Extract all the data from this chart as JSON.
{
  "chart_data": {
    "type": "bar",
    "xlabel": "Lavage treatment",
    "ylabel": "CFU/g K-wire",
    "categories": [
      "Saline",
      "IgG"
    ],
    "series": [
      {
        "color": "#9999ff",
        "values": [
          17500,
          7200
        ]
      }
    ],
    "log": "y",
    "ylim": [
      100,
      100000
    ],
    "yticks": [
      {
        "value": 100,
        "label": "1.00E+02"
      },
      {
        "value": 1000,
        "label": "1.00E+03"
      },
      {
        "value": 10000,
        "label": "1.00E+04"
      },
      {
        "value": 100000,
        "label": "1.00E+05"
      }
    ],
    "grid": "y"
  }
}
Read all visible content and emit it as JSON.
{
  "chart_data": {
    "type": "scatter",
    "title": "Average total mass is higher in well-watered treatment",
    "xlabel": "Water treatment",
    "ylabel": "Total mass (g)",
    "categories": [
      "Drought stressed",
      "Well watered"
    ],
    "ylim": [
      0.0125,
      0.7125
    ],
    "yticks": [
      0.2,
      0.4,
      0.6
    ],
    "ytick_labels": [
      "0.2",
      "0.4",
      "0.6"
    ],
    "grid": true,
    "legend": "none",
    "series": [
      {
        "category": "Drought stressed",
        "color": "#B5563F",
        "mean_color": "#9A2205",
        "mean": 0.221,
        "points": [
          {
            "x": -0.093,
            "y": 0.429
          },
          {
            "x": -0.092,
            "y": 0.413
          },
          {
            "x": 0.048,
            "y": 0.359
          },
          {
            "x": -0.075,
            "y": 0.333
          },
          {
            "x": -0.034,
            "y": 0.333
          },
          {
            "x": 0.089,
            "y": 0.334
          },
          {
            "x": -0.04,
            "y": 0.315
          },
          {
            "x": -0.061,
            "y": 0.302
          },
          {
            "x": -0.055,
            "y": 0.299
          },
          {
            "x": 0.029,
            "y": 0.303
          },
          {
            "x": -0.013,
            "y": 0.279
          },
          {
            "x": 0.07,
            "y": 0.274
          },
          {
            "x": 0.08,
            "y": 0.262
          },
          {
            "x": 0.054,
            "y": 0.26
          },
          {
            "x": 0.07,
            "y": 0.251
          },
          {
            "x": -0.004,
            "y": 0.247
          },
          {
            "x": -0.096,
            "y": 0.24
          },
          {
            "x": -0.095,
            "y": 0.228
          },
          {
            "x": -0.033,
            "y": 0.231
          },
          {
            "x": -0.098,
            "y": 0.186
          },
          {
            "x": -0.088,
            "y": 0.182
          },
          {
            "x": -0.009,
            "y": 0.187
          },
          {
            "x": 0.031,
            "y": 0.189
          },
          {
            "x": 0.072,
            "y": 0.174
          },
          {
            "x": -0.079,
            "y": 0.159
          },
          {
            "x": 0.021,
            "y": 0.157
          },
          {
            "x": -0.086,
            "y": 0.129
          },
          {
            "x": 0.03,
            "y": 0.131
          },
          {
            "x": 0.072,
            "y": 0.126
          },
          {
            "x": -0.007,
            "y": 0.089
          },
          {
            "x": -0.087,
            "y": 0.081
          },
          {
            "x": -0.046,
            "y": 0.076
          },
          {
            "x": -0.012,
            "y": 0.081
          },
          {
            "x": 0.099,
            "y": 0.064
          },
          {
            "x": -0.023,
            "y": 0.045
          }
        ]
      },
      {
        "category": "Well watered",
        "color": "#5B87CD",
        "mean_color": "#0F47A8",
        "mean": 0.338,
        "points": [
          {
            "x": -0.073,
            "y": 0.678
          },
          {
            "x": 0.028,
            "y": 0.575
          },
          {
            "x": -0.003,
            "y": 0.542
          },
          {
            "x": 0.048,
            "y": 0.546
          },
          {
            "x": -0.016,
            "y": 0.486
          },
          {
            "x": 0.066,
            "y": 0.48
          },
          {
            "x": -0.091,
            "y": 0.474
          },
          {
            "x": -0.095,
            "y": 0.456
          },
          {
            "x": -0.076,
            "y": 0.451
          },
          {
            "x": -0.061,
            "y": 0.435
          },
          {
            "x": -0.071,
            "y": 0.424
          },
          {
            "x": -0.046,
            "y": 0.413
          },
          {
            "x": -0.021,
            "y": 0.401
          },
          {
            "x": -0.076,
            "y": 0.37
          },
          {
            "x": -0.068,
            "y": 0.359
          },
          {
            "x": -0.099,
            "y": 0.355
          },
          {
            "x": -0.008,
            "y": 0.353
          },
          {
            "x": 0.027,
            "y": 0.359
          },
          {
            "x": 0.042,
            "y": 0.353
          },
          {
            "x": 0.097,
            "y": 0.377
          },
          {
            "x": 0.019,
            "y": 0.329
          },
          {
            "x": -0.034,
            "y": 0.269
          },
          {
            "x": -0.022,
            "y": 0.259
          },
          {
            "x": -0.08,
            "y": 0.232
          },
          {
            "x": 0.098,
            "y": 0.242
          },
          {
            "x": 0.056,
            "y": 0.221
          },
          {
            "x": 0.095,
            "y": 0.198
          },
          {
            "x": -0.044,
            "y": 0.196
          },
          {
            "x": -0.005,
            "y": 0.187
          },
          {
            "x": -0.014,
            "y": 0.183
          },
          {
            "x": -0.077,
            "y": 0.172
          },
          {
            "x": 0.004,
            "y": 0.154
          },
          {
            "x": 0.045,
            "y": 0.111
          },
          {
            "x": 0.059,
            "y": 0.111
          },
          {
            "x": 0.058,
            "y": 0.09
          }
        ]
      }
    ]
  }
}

- **GOAL OF THE EXERCISE**:
Copy out each record from above, exactly.

- **REPLY**:
Extract all the data from this chart as JSON.
{
  "chart_data": {
    "type": "bar",
    "xlabel": "Lavage treatment",
    "ylabel": "CFU/g K-wire",
    "categories": [
      "Saline",
      "IgG"
    ],
    "series": [
      {
        "color": "#9999ff",
        "values": [
          17500,
          7200
        ]
      }
    ],
    "log": "y",
    "ylim": [
      100,
      100000
    ],
    "yticks": [
      {
        "value": 100,
        "label": "1.00E+02"
      },
      {
        "value": 1000,
        "label": "1.00E+03"
      },
      {
        "value": 10000,
        "label": "1.00E+04"
      },
      {
        "value": 100000,
        "label": "1.00E+05"
      }
    ],
    "grid": "y"
  }
}
Read all visible content and emit it as JSON.
{
  "chart_data": {
    "type": "scatter",
    "title": "Average total mass is higher in well-watered treatment",
    "xlabel": "Water treatment",
    "ylabel": "Total mass (g)",
    "categories": [
      "Drought stressed",
      "Well watered"
    ],
    "ylim": [
      0.0125,
      0.7125
    ],
    "yticks": [
      0.2,
      0.4,
      0.6
    ],
    "ytick_labels": [
      "0.2",
      "0.4",
      "0.6"
    ],
    "grid": true,
    "legend": "none",
    "series": [
      {
        "category": "Drought stressed",
        "color": "#B5563F",
        "mean_color": "#9A2205",
        "mean": 0.221,
        "points": [
          {
            "x": -0.093,
            "y": 0.429
          },
          {
            "x": -0.092,
            "y": 0.413
          },
          {
            "x": 0.048,
            "y": 0.359
          },
          {
            "x": -0.075,
            "y": 0.333
          },
          {
            "x": -0.034,
            "y": 0.333
          },
          {
            "x": 0.089,
            "y": 0.334
          },
          {
            "x": -0.04,
            "y": 0.315
          },
          {
            "x": -0.061,
            "y": 0.302
          },
          {
            "x": -0.055,
            "y": 0.299
          },
          {
            "x": 0.029,
            "y": 0.303
          },
          {
            "x": -0.013,
            "y": 0.279
          },
          {
            "x": 0.07,
            "y": 0.274
          },
          {
            "x": 0.08,
            "y": 0.262
          },
          {
            "x": 0.054,
            "y": 0.26
          },
          {
            "x": 0.07,
            "y": 0.251
          },
          {
            "x": -0.004,
            "y": 0.247
          },
          {
            "x": -0.096,
            "y": 0.24
          },
          {
            "x": -0.095,
            "y": 0.228
          },
          {
            "x": -0.033,
            "y": 0.231
          },
          {
            "x": -0.098,
            "y": 0.186
          },
          {
            "x": -0.088,
            "y": 0.182
          },
          {
            "x": -0.009,
            "y": 0.187
          },
          {
            "x": 0.031,
            "y": 0.189
          },
          {
            "x": 0.072,
            "y": 0.174
          },
          {
            "x": -0.079,
            "y": 0.159
          },
          {
            "x": 0.021,
            "y": 0.157
          },
          {
            "x": -0.086,
            "y": 0.129
          },
          {
            "x": 0.03,
            "y": 0.131
          },
          {
            "x": 0.072,
            "y": 0.126
          },
          {
            "x": -0.007,
            "y": 0.089
          },
          {
            "x": -0.087,
            "y": 0.081
          },
          {
            "x": -0.046,
            "y": 0.076
          },
          {
            "x": -0.012,
            "y": 0.081
          },
          {
            "x": 0.099,
            "y": 0.064
          },
          {
            "x": -0.023,
            "y": 0.045
          }
        ]
      },
      {
        "category": "Well watered",
        "color": "#5B87CD",
        "mean_color": "#0F47A8",
        "mean": 0.338,
        "points": [
          {
            "x": -0.073,
            "y": 0.678
          },
          {
            "x": 0.028,
            "y": 0.575
          },
          {
            "x": -0.003,
            "y": 0.542
          },
          {
            "x": 0.048,
            "y": 0.546
          },
          {
            "x": -0.016,
            "y": 0.486
          },
          {
            "x": 0.066,
            "y": 0.48
          },
          {
            "x": -0.091,
            "y": 0.474
          },
          {
            "x": -0.095,
            "y": 0.456
          },
          {
            "x": -0.076,
            "y": 0.451
          },
          {
            "x": -0.061,
            "y": 0.435
          },
          {
            "x": -0.071,
            "y": 0.424
          },
          {
            "x": -0.046,
            "y": 0.413
          },
          {
            "x": -0.021,
            "y": 0.401
          },
          {
            "x": -0.076,
            "y": 0.37
          },
          {
            "x": -0.068,
            "y": 0.359
          },
          {
            "x": -0.099,
            "y": 0.355
          },
          {
            "x": -0.008,
            "y": 0.353
          },
          {
            "x": 0.027,
            "y": 0.359
          },
          {
            "x": 0.042,
            "y": 0.353
          },
          {
            "x": 0.097,
            "y": 0.377
          },
          {
            "x": 0.019,
            "y": 0.329
          },
          {
            "x": -0.034,
            "y": 0.269
          },
          {
            "x": -0.022,
            "y": 0.259
          },
          {
            "x": -0.08,
            "y": 0.232
          },
          {
            "x": 0.098,
            "y": 0.242
          },
          {
            "x": 0.056,
            "y": 0.221
          },
          {
            "x": 0.095,
            "y": 0.198
          },
          {
            "x": -0.044,
            "y": 0.196
          },
          {
            "x": -0.005,
            "y": 0.187
          },
          {
            "x": -0.014,
            "y": 0.183
          },
          {
            "x": -0.077,
            "y": 0.172
          },
          {
            "x": 0.004,
            "y": 0.154
          },
          {
            "x": 0.045,
            "y": 0.111
          },
          {
            "x": 0.059,
            "y": 0.111
          },
          {
            "x": 0.058,
            "y": 0.09
          }
        ]
      }
    ]
  }
}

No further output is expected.